## [Stored records]

>>

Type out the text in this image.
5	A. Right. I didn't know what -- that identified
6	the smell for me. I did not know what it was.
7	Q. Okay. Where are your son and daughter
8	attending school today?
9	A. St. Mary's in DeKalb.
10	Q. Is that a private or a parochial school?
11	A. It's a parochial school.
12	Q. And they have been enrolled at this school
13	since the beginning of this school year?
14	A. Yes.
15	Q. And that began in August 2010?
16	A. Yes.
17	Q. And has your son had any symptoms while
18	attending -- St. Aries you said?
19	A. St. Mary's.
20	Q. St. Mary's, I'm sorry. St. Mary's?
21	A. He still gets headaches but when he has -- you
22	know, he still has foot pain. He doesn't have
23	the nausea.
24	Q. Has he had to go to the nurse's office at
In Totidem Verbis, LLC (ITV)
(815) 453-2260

<<
>>

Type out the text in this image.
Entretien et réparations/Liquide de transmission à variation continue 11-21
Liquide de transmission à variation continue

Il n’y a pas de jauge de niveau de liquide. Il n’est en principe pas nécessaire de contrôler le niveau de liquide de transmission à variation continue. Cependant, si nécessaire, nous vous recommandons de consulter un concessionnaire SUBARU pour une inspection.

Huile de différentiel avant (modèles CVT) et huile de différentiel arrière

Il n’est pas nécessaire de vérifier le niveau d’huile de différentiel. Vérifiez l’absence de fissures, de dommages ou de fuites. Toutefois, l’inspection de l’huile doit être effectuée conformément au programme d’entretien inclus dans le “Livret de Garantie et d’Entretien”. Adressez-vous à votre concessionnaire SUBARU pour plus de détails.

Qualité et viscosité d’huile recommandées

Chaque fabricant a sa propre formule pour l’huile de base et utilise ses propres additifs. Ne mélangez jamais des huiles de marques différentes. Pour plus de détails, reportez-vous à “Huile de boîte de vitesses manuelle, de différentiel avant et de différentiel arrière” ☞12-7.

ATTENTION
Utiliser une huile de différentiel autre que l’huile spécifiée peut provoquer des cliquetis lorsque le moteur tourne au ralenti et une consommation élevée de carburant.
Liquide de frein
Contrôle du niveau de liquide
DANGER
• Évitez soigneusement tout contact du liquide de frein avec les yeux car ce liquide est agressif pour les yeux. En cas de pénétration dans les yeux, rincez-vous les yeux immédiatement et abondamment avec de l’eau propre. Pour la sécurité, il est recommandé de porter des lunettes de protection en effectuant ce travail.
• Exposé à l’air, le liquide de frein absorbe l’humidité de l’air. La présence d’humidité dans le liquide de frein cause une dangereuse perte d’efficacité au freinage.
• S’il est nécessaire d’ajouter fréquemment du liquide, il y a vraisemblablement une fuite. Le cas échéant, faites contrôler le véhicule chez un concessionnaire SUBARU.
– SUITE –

<<
>>

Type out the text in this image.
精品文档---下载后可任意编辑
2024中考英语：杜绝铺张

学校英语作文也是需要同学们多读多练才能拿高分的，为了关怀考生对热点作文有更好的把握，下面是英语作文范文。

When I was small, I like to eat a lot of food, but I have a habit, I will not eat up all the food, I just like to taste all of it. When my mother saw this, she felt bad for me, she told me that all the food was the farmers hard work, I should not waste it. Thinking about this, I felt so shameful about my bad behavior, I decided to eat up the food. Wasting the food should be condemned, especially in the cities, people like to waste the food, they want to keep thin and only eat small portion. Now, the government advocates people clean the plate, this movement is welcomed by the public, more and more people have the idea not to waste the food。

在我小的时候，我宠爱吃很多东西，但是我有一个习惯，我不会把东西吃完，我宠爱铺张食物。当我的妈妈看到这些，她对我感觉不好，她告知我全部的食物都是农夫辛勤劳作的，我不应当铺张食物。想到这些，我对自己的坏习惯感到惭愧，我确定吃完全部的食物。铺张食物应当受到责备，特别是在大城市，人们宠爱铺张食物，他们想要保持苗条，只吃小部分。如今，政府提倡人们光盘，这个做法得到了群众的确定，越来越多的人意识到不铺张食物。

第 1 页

<<

## [Goal of the exercise]
Work out the number of lines in this listing that include the word "transmission". Reply with that number only.

## [Written solution]
3